## begin

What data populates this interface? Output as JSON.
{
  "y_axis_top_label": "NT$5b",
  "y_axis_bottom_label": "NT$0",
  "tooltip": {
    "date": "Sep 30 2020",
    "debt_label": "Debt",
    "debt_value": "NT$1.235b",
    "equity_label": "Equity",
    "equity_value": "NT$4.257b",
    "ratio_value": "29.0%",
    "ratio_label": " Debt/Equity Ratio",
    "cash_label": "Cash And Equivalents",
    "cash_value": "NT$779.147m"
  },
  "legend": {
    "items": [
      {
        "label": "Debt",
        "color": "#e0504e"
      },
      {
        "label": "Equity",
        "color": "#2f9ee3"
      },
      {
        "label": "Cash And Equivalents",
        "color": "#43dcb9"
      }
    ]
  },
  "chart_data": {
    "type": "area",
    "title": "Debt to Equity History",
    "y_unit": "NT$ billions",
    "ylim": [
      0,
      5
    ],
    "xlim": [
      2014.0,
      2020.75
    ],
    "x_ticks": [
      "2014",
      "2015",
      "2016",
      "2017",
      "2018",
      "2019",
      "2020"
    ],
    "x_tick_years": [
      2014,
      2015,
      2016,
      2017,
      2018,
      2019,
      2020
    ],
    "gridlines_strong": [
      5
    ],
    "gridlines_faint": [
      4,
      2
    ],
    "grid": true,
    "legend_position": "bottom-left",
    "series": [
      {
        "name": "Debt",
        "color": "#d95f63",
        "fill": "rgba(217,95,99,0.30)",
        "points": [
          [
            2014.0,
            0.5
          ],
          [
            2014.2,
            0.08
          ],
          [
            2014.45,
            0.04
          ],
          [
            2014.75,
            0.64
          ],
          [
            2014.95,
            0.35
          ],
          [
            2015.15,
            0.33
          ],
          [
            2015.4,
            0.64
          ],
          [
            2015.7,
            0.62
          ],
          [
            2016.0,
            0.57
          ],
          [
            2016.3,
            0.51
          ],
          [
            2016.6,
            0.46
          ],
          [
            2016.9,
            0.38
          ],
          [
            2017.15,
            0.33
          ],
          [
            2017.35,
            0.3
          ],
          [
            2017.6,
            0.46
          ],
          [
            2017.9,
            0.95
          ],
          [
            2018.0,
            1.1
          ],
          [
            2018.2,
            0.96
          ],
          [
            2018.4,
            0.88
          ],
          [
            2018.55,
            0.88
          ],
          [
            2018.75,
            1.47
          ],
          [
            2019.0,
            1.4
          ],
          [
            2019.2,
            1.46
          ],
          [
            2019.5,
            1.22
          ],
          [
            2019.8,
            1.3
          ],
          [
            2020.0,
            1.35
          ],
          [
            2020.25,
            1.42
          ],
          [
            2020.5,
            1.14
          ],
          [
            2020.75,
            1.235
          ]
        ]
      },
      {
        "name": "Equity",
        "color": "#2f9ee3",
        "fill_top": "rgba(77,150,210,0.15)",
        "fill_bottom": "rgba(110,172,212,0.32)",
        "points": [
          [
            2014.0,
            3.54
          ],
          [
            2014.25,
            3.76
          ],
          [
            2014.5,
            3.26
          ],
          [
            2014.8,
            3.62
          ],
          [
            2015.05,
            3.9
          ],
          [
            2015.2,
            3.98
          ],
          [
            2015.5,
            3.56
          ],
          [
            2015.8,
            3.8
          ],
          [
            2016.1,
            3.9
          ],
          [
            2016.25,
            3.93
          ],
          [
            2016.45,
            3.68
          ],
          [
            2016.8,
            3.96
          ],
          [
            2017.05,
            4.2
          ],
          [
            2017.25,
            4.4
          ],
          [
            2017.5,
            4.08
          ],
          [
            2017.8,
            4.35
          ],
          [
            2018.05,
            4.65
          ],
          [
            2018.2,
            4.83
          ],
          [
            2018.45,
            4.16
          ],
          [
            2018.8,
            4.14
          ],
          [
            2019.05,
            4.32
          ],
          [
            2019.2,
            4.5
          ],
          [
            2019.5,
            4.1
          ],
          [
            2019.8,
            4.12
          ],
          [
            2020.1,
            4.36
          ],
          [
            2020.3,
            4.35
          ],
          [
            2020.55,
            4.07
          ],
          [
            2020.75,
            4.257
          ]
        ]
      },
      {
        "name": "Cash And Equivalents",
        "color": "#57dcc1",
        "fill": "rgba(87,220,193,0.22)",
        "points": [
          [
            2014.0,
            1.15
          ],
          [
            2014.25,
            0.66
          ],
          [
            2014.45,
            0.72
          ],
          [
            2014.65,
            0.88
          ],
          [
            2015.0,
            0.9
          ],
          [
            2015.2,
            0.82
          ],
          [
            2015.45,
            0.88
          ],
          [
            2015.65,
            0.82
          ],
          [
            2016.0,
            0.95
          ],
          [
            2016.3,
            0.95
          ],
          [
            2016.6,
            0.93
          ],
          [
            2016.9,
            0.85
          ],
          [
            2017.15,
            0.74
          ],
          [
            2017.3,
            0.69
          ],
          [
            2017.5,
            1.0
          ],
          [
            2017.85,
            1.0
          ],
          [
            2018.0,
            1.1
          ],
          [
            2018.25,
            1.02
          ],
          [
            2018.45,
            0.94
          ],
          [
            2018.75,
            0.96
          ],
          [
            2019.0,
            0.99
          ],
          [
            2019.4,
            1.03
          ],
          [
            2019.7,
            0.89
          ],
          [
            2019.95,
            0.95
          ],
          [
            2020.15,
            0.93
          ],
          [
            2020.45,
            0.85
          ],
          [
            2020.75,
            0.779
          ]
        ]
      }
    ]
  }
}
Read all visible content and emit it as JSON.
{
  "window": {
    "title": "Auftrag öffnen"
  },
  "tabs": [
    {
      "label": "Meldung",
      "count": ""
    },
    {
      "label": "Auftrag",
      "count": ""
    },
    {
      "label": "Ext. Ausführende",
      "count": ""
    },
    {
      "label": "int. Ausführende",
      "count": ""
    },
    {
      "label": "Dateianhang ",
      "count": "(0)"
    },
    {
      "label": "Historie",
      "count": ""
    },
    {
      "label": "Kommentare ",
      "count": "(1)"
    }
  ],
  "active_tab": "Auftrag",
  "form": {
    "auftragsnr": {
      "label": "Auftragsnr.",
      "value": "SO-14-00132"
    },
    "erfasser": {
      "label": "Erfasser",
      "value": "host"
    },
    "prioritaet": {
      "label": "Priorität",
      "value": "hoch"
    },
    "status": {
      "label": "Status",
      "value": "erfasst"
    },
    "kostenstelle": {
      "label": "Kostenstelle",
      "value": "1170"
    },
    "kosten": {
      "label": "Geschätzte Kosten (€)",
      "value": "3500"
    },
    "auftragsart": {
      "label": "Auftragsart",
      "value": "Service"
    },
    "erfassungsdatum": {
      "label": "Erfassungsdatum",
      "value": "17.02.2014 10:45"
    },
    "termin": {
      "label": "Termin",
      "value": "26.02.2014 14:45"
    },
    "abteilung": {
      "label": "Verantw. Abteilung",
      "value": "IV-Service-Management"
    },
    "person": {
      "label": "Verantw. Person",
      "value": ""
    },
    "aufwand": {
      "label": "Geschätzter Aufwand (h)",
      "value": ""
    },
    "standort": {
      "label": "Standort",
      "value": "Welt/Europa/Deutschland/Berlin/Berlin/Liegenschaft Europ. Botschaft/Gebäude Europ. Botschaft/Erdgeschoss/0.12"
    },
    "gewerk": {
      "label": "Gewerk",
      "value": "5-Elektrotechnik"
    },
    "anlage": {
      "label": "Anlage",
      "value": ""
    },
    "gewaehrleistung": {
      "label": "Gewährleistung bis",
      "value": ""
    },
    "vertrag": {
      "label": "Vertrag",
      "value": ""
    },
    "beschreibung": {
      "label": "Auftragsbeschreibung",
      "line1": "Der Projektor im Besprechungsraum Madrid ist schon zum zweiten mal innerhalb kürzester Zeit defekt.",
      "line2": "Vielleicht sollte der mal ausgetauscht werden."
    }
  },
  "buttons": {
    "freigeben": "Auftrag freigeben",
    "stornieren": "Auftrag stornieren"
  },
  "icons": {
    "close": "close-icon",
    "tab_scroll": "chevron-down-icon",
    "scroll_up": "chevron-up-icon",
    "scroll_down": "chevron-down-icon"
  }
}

## end

What to produce: From the entries above, copy every line that holds the word "name".

Result of this exercise:
        "name": "Debt",
        "name": "Equity",
        "name": "Cash And Equivalents",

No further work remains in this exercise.